» **WRITTEN TASK**
Write out the passage about Columbia University word for word, starting at "Unfortunately, however, Columbia" and ending at "vicinity last year.".

» **SELECTED PASSAGE**
Unlike Harvard University, which refuses to comply with directives from the Trump administration to combat its rampant antisemitism problem and has taken the administration to court, Columbia University has chosen to cooperate. Columbia announced that it planned to undertake several administrative actions and policy changes that would meet the Trump administration’s demands at least part of the way.
Unfortunately, however, Columbia did not commit to putting the Middle Eastern, South Asian, and African studies department, which includes the Center for Palestine Studies, under academic receivership as the Trump administration had demanded. This department includes rabid antisemites whom the university has hired over the years with little regard for their despicable past statements, writings, and conduct. Instead, Columbia turned these terrorist supporters loose to indoctrinate their students to hate Jews and the West, providing the breeding ground for the pro-Hamas mayhem that engulfed Columbia and the adjacent vicinity last year.

» **Box annotation data**
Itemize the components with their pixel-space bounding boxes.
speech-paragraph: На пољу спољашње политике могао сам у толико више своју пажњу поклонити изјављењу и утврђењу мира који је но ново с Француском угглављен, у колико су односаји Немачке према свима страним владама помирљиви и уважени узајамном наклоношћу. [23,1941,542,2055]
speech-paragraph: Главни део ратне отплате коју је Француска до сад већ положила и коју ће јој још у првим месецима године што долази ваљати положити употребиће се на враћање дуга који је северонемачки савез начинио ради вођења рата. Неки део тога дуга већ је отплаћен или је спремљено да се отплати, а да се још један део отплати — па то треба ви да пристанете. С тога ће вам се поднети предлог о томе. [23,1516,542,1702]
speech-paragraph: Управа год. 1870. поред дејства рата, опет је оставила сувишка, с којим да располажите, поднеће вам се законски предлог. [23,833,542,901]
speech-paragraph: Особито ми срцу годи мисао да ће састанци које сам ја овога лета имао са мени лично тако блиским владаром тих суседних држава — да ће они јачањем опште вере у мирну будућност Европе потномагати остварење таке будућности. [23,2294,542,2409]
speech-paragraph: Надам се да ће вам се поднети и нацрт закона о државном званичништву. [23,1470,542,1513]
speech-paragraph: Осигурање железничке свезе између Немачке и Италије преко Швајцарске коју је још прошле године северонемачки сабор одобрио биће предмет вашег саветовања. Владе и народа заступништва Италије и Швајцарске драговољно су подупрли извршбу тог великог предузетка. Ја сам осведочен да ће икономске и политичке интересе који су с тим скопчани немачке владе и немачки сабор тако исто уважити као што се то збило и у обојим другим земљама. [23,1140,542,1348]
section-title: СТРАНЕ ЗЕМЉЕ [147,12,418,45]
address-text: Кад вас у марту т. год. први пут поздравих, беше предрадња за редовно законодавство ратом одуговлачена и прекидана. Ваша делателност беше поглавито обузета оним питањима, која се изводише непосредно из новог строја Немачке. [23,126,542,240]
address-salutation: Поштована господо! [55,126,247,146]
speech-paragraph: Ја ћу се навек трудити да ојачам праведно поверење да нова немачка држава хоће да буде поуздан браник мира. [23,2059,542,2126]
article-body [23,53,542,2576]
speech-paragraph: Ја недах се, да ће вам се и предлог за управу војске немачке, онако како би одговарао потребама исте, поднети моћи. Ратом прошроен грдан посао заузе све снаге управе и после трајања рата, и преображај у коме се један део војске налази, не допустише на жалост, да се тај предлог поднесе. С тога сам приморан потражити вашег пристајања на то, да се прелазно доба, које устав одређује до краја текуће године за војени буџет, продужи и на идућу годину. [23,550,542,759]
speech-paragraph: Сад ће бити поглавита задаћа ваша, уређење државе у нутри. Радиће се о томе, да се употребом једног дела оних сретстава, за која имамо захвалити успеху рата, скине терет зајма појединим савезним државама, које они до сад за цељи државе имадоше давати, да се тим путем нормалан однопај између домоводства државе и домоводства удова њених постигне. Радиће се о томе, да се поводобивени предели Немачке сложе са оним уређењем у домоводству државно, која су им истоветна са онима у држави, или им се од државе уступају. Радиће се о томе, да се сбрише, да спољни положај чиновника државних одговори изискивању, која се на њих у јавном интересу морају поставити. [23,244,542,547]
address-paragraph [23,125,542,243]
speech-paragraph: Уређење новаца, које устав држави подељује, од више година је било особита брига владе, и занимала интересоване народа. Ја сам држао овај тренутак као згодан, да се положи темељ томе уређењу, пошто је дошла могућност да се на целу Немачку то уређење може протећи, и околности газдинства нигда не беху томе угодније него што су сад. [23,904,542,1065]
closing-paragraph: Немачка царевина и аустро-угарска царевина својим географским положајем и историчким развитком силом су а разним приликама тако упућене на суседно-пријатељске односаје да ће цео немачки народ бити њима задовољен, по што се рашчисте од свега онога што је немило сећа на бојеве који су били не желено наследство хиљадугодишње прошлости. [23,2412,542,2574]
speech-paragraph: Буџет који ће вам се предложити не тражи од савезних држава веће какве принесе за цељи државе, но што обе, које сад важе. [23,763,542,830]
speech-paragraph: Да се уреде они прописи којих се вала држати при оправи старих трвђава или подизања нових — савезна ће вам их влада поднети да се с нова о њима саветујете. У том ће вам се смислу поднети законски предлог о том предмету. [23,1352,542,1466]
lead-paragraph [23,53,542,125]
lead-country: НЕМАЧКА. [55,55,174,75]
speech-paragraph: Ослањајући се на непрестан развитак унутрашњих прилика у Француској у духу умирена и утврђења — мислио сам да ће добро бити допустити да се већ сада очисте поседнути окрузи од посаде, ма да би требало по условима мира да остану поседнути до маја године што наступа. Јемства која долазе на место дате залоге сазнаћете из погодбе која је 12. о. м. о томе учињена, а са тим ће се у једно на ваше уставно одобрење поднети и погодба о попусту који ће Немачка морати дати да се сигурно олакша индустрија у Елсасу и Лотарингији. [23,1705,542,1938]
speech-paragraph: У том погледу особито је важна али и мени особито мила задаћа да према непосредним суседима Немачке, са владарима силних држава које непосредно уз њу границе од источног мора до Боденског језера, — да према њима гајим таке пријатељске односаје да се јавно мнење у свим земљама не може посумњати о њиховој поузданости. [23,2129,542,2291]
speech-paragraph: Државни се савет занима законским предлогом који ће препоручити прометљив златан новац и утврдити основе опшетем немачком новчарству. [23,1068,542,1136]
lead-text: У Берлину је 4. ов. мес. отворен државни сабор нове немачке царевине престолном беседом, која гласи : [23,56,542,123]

» **RESULT**
Unfortunately, however, Columbia did not commit to putting the Middle Eastern, South Asian, and African studies department, which includes the Center for Palestine Studies, under academic receivership as the Trump administration had demanded. This department includes rabid antisemites whom the university has hired over the years with little regard for their despicable past statements, writings, and conduct. Instead, Columbia turned these terrorist supporters loose to indoctrinate their students to hate Jews and the West, providing the breeding ground for the pro-Hamas mayhem that engulfed Columbia and the adjacent vicinity last year.